Aim: Compile every line that includes the word "true".

# start of Record excerpts

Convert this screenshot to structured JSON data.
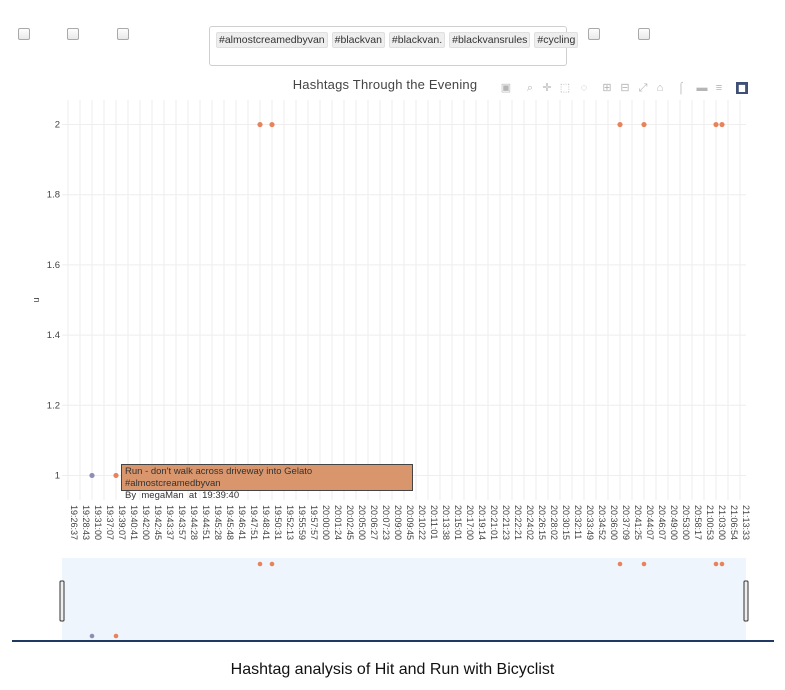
{
  "filter_checkboxes": [
    {
      "checked": false
    },
    {
      "checked": false
    },
    {
      "checked": false
    },
    {
      "checked": false
    },
    {
      "checked": false
    }
  ],
  "hashtag_selector": {
    "selected": [
      "#almostcreamedbyvan",
      "#blackvan",
      "#blackvan.",
      "#blackvansrules",
      "#cycling"
    ]
  },
  "modebar": {
    "icons": [
      "camera-icon",
      "zoom-icon",
      "pan-icon",
      "box-select-icon",
      "lasso-icon",
      "zoom-in-icon",
      "zoom-out-icon",
      "autoscale-icon",
      "reset-axes-icon",
      "spike-lines-icon",
      "show-closest-icon",
      "compare-icon",
      "plotly-logo-icon"
    ],
    "icon_color": "#b5b5b5",
    "logo_color": "#3f4f75"
  },
  "chart_data": {
    "type": "scatter",
    "title": "Hashtags Through the Evening",
    "xlabel": "",
    "ylabel": "n",
    "ylim": [
      0.93,
      2.07
    ],
    "y_ticks": [
      "1",
      "1.2",
      "1.4",
      "1.6",
      "1.8",
      "2"
    ],
    "x_ticks": [
      "19:26:37",
      "19:28:43",
      "19:31:00",
      "19:37:07",
      "19:39:07",
      "19:40:41",
      "19:42:00",
      "19:42:45",
      "19:43:37",
      "19:43:57",
      "19:44:28",
      "19:44:51",
      "19:45:28",
      "19:45:48",
      "19:46:41",
      "19:47:51",
      "19:48:41",
      "19:50:31",
      "19:52:13",
      "19:55:59",
      "19:57:57",
      "20:00:00",
      "20:01:24",
      "20:02:45",
      "20:05:00",
      "20:06:27",
      "20:07:23",
      "20:09:00",
      "20:09:45",
      "20:10:22",
      "20:11:01",
      "20:13:38",
      "20:15:01",
      "20:17:00",
      "20:19:14",
      "20:21:01",
      "20:21:23",
      "20:22:21",
      "20:24:02",
      "20:26:15",
      "20:28:02",
      "20:30:15",
      "20:32:11",
      "20:33:49",
      "20:34:52",
      "20:36:00",
      "20:37:09",
      "20:41:25",
      "20:44:07",
      "20:46:07",
      "20:49:00",
      "20:53:00",
      "20:58:17",
      "21:00:53",
      "21:03:00",
      "21:06:54",
      "21:13:33"
    ],
    "series": [
      {
        "color": "#8c8fb3",
        "points": [
          {
            "x_index": 2,
            "y": 1
          }
        ]
      },
      {
        "color": "#e8825a",
        "points": [
          {
            "x_index": 4,
            "y": 1
          },
          {
            "x_index": 16,
            "y": 2
          },
          {
            "x_index": 17,
            "y": 2
          },
          {
            "x_index": 46,
            "y": 2
          },
          {
            "x_index": 48,
            "y": 2
          },
          {
            "x_index": 54,
            "y": 2
          },
          {
            "x_index": 54.5,
            "y": 2
          }
        ]
      }
    ],
    "grid": true,
    "rangeslider": true,
    "hover": {
      "text": "Run - don't walk across driveway into Gelato #almostcreamedbyvan",
      "by_label": "By",
      "user": "megaMan",
      "at_label": "at",
      "time": "19:39:40"
    }
  },
  "caption": "Hashtag analysis of Hit and Run with Bicyclist"
}
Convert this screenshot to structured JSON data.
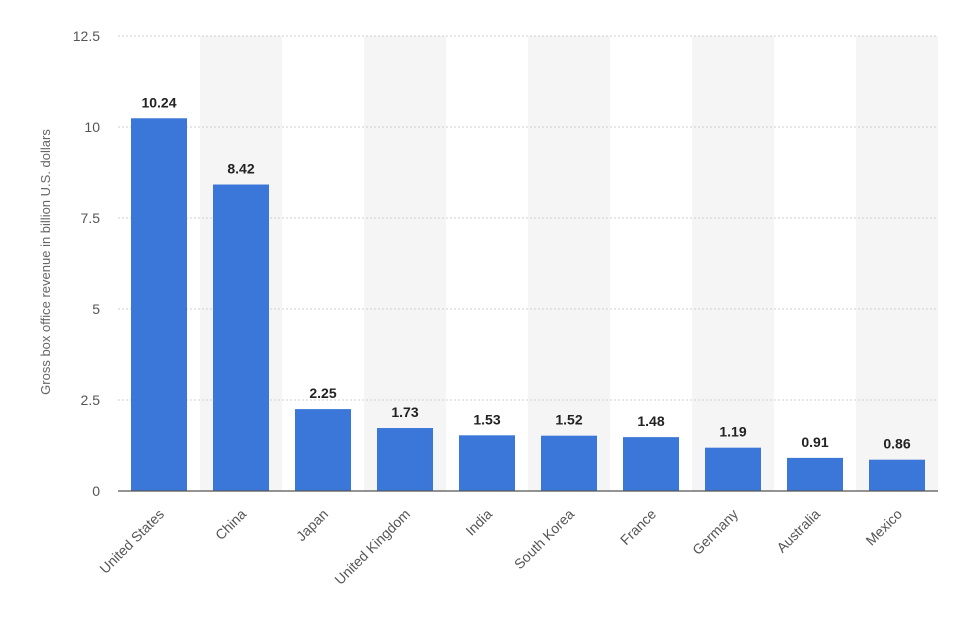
{
  "chart_data": {
    "type": "bar",
    "title": "",
    "xlabel": "",
    "ylabel": "Gross box office revenue in billion U.S. dollars",
    "ylim": [
      0,
      12.5
    ],
    "yticks": [
      "0",
      "2.5",
      "5",
      "7.5",
      "10",
      "12.5"
    ],
    "ytick_values": [
      0,
      2.5,
      5,
      7.5,
      10,
      12.5
    ],
    "categories": [
      "United States",
      "China",
      "Japan",
      "United Kingdom",
      "India",
      "South Korea",
      "France",
      "Germany",
      "Australia",
      "Mexico"
    ],
    "values": [
      10.24,
      8.42,
      2.25,
      1.73,
      1.53,
      1.52,
      1.48,
      1.19,
      0.91,
      0.86
    ],
    "value_labels": [
      "10.24",
      "8.42",
      "2.25",
      "1.73",
      "1.53",
      "1.52",
      "1.48",
      "1.19",
      "0.91",
      "0.86"
    ],
    "bar_color": "#3a77d8",
    "band_color": "#f5f5f5",
    "grid": true
  }
}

# end of Record excerpts

The result:
    "grid": true,
    "rangeslider": true,
    "grid": true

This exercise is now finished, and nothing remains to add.